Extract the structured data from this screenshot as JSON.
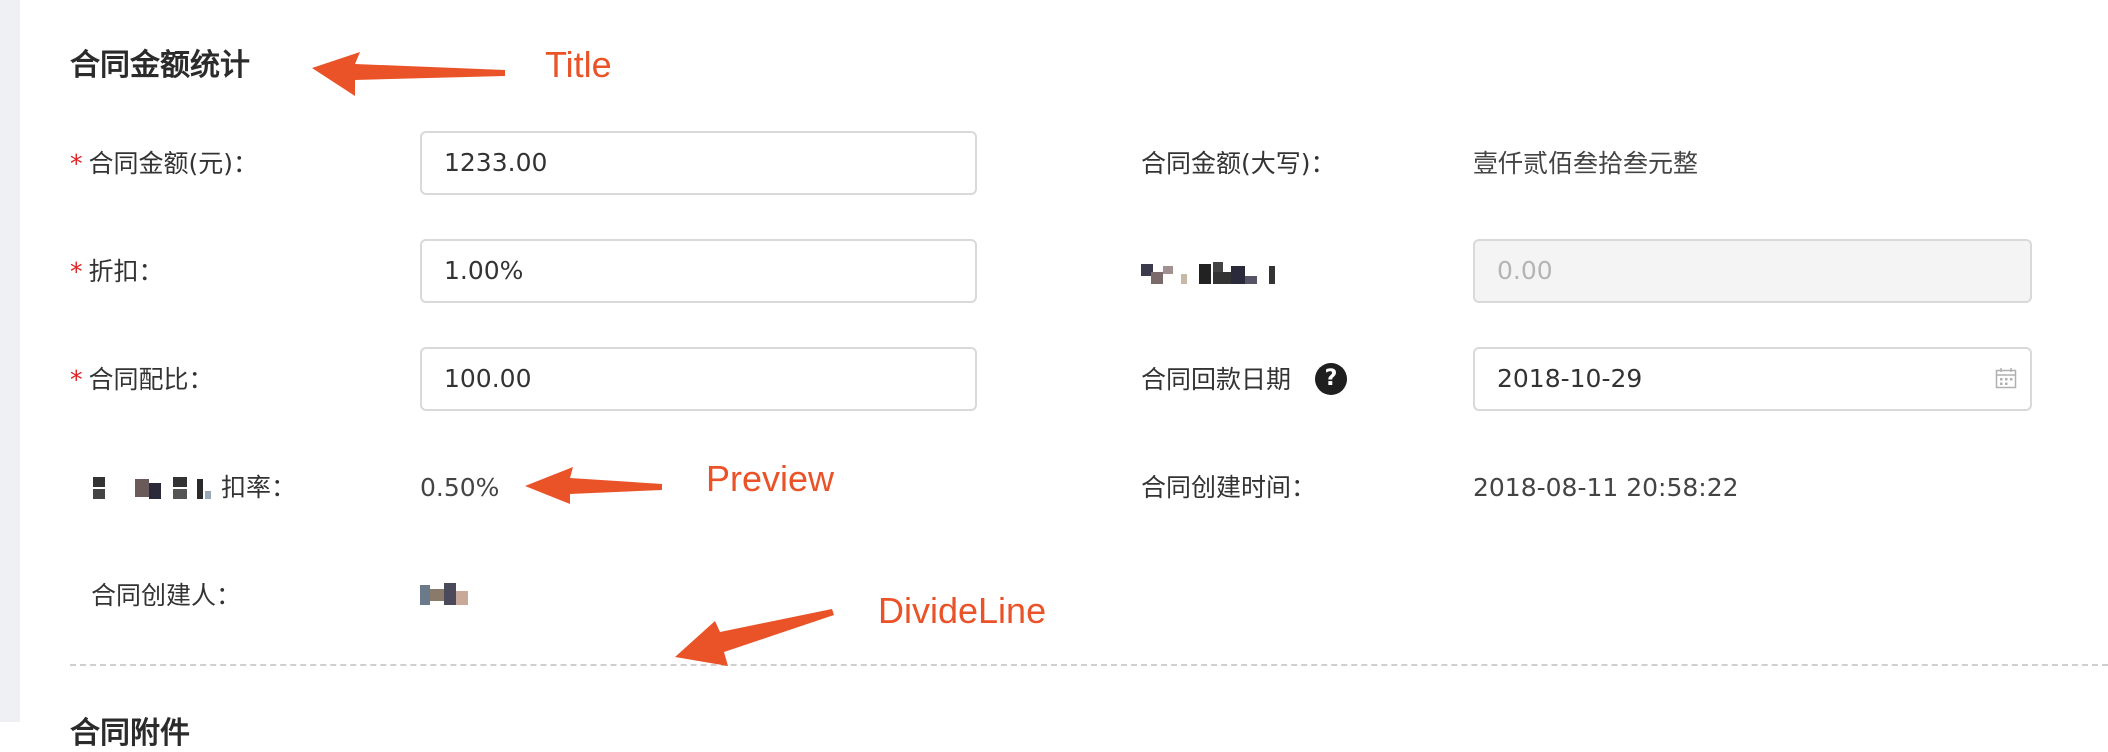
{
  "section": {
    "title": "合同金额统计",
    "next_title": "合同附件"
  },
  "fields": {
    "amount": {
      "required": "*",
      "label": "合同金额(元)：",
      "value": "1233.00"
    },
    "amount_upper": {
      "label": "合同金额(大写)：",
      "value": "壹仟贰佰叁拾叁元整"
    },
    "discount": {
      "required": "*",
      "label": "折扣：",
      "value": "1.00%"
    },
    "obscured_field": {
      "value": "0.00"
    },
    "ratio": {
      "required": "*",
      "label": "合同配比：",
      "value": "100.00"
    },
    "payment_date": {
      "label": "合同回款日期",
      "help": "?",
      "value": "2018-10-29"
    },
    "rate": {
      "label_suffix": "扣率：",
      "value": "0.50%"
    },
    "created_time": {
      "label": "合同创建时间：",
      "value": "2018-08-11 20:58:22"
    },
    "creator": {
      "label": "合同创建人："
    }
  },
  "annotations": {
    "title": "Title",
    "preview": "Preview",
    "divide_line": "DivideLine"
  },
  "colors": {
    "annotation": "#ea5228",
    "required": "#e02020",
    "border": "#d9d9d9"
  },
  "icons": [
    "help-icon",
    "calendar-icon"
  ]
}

= = = = =

▸ WHAT IS BEING ASKED
Write every record out again exactly; no pictures belong in the copy.

▸ SOLUTION TO THE PROBLEM
Extract the structured data from this screenshot as JSON.
{
  "section": {
    "title": "合同金额统计",
    "next_title": "合同附件"
  },
  "fields": {
    "amount": {
      "required": "*",
      "label": "合同金额(元)：",
      "value": "1233.00"
    },
    "amount_upper": {
      "label": "合同金额(大写)：",
      "value": "壹仟贰佰叁拾叁元整"
    },
    "discount": {
      "required": "*",
      "label": "折扣：",
      "value": "1.00%"
    },
    "obscured_field": {
      "value": "0.00"
    },
    "ratio": {
      "required": "*",
      "label": "合同配比：",
      "value": "100.00"
    },
    "payment_date": {
      "label": "合同回款日期",
      "help": "?",
      "value": "2018-10-29"
    },
    "rate": {
      "label_suffix": "扣率：",
      "value": "0.50%"
    },
    "created_time": {
      "label": "合同创建时间：",
      "value": "2018-08-11 20:58:22"
    },
    "creator": {
      "label": "合同创建人："
    }
  },
  "annotations": {
    "title": "Title",
    "preview": "Preview",
    "divide_line": "DivideLine"
  },
  "colors": {
    "annotation": "#ea5228",
    "required": "#e02020",
    "border": "#d9d9d9"
  },
  "icons": [
    "help-icon",
    "calendar-icon"
  ]
}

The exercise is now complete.